[TASK DESCRIPTION]:
Without including any pictures, write out the listing below exactly.

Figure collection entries
★ ★ ★
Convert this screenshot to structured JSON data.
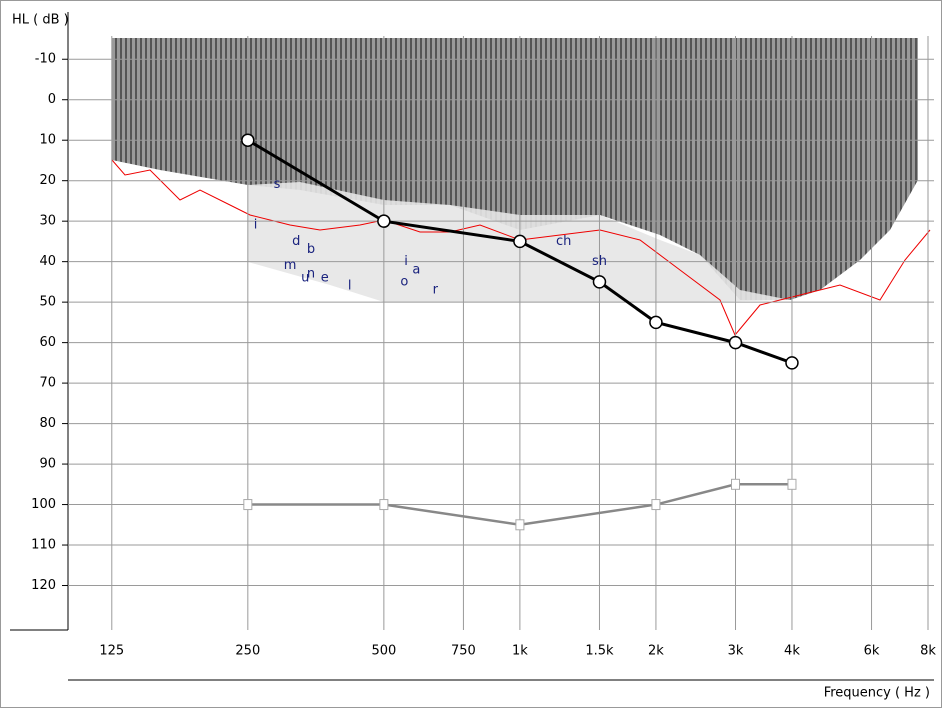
{
  "chart_data": {
    "type": "line",
    "y_label": "HL ( dB )",
    "x_label": "Frequency ( Hz )",
    "log_x": true,
    "xlim": [
      100,
      8000
    ],
    "xticks": [
      125,
      250,
      500,
      750,
      {
        "value": 1000,
        "label": "1k"
      },
      {
        "value": 1500,
        "label": "1.5k"
      },
      {
        "value": 2000,
        "label": "2k"
      },
      {
        "value": 3000,
        "label": "3k"
      },
      {
        "value": 4000,
        "label": "4k"
      },
      {
        "value": 6000,
        "label": "6k"
      },
      {
        "value": 8000,
        "label": "8k"
      }
    ],
    "ylim": [
      -15,
      130
    ],
    "yticks": [
      -10,
      0,
      10,
      20,
      30,
      40,
      50,
      60,
      70,
      80,
      90,
      100,
      110,
      120
    ],
    "inverted_y": true,
    "grid": true,
    "series": [
      {
        "color": "#000000",
        "marker": "circle",
        "x": [
          250,
          500,
          1000,
          1500,
          2000,
          3000,
          4000
        ],
        "values": [
          10,
          30,
          35,
          45,
          55,
          60,
          65
        ]
      },
      {
        "color": "#888888",
        "marker": "square",
        "x": [
          250,
          500,
          1000,
          2000,
          3000,
          4000
        ],
        "values": [
          100,
          100,
          105,
          100,
          95,
          95
        ]
      }
    ],
    "speech_sounds": {
      "labels": [
        "s",
        "i",
        "d",
        "b",
        "m",
        "n",
        "u",
        "e",
        "l",
        "i",
        "a",
        "o",
        "r",
        "ch",
        "sh"
      ],
      "x": [
        290,
        260,
        320,
        345,
        310,
        345,
        335,
        370,
        420,
        560,
        590,
        555,
        650,
        1250,
        1500
      ],
      "values": [
        21,
        31,
        35,
        37,
        41,
        43,
        44,
        44,
        46,
        40,
        42,
        45,
        47,
        35,
        40
      ]
    }
  }
}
★ ★ ★
[SOLUTION TO THE EXERCISE]:
Convert this screenshot to structured JSON data.
{
  "chart_data": {
    "type": "line",
    "y_label": "HL ( dB )",
    "x_label": "Frequency ( Hz )",
    "log_x": true,
    "xlim": [
      100,
      8000
    ],
    "xticks": [
      125,
      250,
      500,
      750,
      {
        "value": 1000,
        "label": "1k"
      },
      {
        "value": 1500,
        "label": "1.5k"
      },
      {
        "value": 2000,
        "label": "2k"
      },
      {
        "value": 3000,
        "label": "3k"
      },
      {
        "value": 4000,
        "label": "4k"
      },
      {
        "value": 6000,
        "label": "6k"
      },
      {
        "value": 8000,
        "label": "8k"
      }
    ],
    "ylim": [
      -15,
      130
    ],
    "yticks": [
      -10,
      0,
      10,
      20,
      30,
      40,
      50,
      60,
      70,
      80,
      90,
      100,
      110,
      120
    ],
    "inverted_y": true,
    "grid": true,
    "series": [
      {
        "color": "#000000",
        "marker": "circle",
        "x": [
          250,
          500,
          1000,
          1500,
          2000,
          3000,
          4000
        ],
        "values": [
          10,
          30,
          35,
          45,
          55,
          60,
          65
        ]
      },
      {
        "color": "#888888",
        "marker": "square",
        "x": [
          250,
          500,
          1000,
          2000,
          3000,
          4000
        ],
        "values": [
          100,
          100,
          105,
          100,
          95,
          95
        ]
      }
    ],
    "speech_sounds": {
      "labels": [
        "s",
        "i",
        "d",
        "b",
        "m",
        "n",
        "u",
        "e",
        "l",
        "i",
        "a",
        "o",
        "r",
        "ch",
        "sh"
      ],
      "x": [
        290,
        260,
        320,
        345,
        310,
        345,
        335,
        370,
        420,
        560,
        590,
        555,
        650,
        1250,
        1500
      ],
      "values": [
        21,
        31,
        35,
        37,
        41,
        43,
        44,
        44,
        46,
        40,
        42,
        45,
        47,
        35,
        40
      ]
    }
  }
}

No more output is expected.